■ Exercise instructions ■
Can you give the entries again from the start through the line that contains "- y-tick-label: 1.25: [28, 47, 57, 64]", renaming "Demand Power" to "Buying Power" and keeping everything else unchanged?

■ Information given ■
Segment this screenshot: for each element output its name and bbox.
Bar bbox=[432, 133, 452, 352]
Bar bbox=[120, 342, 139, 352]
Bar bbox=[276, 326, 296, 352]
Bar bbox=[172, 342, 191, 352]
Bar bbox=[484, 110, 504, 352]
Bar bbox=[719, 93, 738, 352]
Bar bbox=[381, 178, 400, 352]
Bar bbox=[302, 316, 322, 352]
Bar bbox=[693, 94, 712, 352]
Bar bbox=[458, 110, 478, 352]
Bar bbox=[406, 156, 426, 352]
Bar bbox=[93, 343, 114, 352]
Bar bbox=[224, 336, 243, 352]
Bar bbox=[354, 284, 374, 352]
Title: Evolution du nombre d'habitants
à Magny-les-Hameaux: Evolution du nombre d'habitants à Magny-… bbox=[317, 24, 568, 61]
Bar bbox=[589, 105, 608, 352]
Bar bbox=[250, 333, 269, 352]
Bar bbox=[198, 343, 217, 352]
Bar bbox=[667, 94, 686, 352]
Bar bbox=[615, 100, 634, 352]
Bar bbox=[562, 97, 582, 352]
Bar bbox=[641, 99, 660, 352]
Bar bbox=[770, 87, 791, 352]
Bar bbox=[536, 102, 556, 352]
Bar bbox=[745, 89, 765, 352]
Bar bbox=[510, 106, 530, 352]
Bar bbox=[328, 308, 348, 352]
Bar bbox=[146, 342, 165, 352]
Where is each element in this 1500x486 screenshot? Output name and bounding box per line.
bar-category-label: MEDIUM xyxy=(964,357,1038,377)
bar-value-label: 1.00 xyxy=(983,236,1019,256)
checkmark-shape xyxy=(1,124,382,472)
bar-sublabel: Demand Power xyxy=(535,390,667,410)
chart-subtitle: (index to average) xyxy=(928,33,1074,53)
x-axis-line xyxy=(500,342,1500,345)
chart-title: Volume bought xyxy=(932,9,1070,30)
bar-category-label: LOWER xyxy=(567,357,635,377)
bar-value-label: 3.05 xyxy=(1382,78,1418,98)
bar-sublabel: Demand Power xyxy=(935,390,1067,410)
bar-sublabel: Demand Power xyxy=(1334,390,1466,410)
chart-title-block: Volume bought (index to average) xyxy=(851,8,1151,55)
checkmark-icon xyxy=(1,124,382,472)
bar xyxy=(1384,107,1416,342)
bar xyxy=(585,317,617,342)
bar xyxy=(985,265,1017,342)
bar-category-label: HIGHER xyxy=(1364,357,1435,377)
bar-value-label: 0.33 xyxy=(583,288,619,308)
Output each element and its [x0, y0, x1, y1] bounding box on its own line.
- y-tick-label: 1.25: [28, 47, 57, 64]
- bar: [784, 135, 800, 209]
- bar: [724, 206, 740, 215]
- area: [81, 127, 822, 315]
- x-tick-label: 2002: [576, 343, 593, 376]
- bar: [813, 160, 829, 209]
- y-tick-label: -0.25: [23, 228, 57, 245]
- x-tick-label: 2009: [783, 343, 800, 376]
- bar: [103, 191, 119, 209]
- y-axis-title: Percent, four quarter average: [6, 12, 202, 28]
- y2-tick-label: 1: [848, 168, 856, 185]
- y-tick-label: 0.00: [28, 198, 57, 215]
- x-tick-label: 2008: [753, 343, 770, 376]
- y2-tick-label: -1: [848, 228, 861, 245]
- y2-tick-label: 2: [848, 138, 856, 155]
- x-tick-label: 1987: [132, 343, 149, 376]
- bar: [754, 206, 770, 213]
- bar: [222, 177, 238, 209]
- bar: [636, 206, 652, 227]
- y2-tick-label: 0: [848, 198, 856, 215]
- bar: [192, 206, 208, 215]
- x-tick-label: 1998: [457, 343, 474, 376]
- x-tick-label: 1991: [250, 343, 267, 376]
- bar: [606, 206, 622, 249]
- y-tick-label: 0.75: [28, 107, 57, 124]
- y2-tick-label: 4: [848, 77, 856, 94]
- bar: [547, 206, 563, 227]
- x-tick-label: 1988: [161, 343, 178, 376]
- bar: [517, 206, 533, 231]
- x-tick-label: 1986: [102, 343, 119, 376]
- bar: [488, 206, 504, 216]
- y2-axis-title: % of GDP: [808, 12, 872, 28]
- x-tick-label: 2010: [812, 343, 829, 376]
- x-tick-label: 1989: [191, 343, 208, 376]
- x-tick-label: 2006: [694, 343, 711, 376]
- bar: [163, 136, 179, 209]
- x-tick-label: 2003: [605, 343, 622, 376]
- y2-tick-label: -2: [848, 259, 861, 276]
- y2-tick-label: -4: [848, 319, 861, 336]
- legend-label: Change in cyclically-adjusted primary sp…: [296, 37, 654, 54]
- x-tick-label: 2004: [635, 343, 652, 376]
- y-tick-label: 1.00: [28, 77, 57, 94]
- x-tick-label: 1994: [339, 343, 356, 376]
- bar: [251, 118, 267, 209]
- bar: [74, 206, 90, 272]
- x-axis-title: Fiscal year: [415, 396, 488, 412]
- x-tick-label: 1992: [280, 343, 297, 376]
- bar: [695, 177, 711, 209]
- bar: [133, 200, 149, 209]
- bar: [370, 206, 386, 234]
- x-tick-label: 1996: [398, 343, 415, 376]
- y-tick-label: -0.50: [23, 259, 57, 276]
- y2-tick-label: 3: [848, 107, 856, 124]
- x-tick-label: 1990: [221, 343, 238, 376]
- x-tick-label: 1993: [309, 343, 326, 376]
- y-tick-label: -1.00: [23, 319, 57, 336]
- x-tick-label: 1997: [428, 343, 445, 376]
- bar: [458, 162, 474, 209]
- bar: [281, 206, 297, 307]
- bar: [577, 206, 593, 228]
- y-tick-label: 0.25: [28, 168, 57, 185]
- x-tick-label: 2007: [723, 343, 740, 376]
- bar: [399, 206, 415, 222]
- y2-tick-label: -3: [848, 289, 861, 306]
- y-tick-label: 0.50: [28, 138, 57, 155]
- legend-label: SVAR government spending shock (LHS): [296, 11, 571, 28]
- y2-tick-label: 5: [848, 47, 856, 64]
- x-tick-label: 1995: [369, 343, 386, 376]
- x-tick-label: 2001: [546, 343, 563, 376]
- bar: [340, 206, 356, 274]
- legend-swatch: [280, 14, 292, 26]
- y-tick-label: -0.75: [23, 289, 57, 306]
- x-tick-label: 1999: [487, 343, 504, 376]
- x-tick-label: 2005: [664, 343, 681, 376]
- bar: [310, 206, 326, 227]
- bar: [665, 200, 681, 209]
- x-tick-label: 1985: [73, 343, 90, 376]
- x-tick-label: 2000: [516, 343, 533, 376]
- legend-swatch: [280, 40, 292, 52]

■ Complete output ■
Segment this screenshot: for each element output its name and bbox.
Bar bbox=[432, 133, 452, 352]
Bar bbox=[120, 342, 139, 352]
Bar bbox=[276, 326, 296, 352]
Bar bbox=[172, 342, 191, 352]
Bar bbox=[484, 110, 504, 352]
Bar bbox=[719, 93, 738, 352]
Bar bbox=[381, 178, 400, 352]
Bar bbox=[302, 316, 322, 352]
Bar bbox=[693, 94, 712, 352]
Bar bbox=[458, 110, 478, 352]
Bar bbox=[406, 156, 426, 352]
Bar bbox=[93, 343, 114, 352]
Bar bbox=[224, 336, 243, 352]
Bar bbox=[354, 284, 374, 352]
Title: Evolution du nombre d'habitants
à Magny-les-Hameaux: Evolution du nombre d'habitants à Magny-… bbox=[317, 24, 568, 61]
Bar bbox=[589, 105, 608, 352]
Bar bbox=[250, 333, 269, 352]
Bar bbox=[198, 343, 217, 352]
Bar bbox=[667, 94, 686, 352]
Bar bbox=[615, 100, 634, 352]
Bar bbox=[562, 97, 582, 352]
Bar bbox=[641, 99, 660, 352]
Bar bbox=[770, 87, 791, 352]
Bar bbox=[536, 102, 556, 352]
Bar bbox=[745, 89, 765, 352]
Bar bbox=[510, 106, 530, 352]
Bar bbox=[328, 308, 348, 352]
Bar bbox=[146, 342, 165, 352]
Where is each element in this 1500x486 screenshot? Output name and bounding box per line.
bar-category-label: MEDIUM xyxy=(964,357,1038,377)
bar-value-label: 1.00 xyxy=(983,236,1019,256)
checkmark-shape xyxy=(1,124,382,472)
bar-sublabel: Buying Power xyxy=(535,390,667,410)
chart-subtitle: (index to average) xyxy=(928,33,1074,53)
x-axis-line xyxy=(500,342,1500,345)
chart-title: Volume bought xyxy=(932,9,1070,30)
bar-category-label: LOWER xyxy=(567,357,635,377)
bar-value-label: 3.05 xyxy=(1382,78,1418,98)
bar-sublabel: Buying Power xyxy=(935,390,1067,410)
bar-sublabel: Buying Power xyxy=(1334,390,1466,410)
chart-title-block: Volume bought (index to average) xyxy=(851,8,1151,55)
checkmark-icon xyxy=(1,124,382,472)
bar xyxy=(1384,107,1416,342)
bar xyxy=(585,317,617,342)
bar xyxy=(985,265,1017,342)
bar-category-label: HIGHER xyxy=(1364,357,1435,377)
bar-value-label: 0.33 xyxy=(583,288,619,308)
Output each element and its [x0, y0, x1, y1] bounding box on its own line.
- y-tick-label: 1.25: [28, 47, 57, 64]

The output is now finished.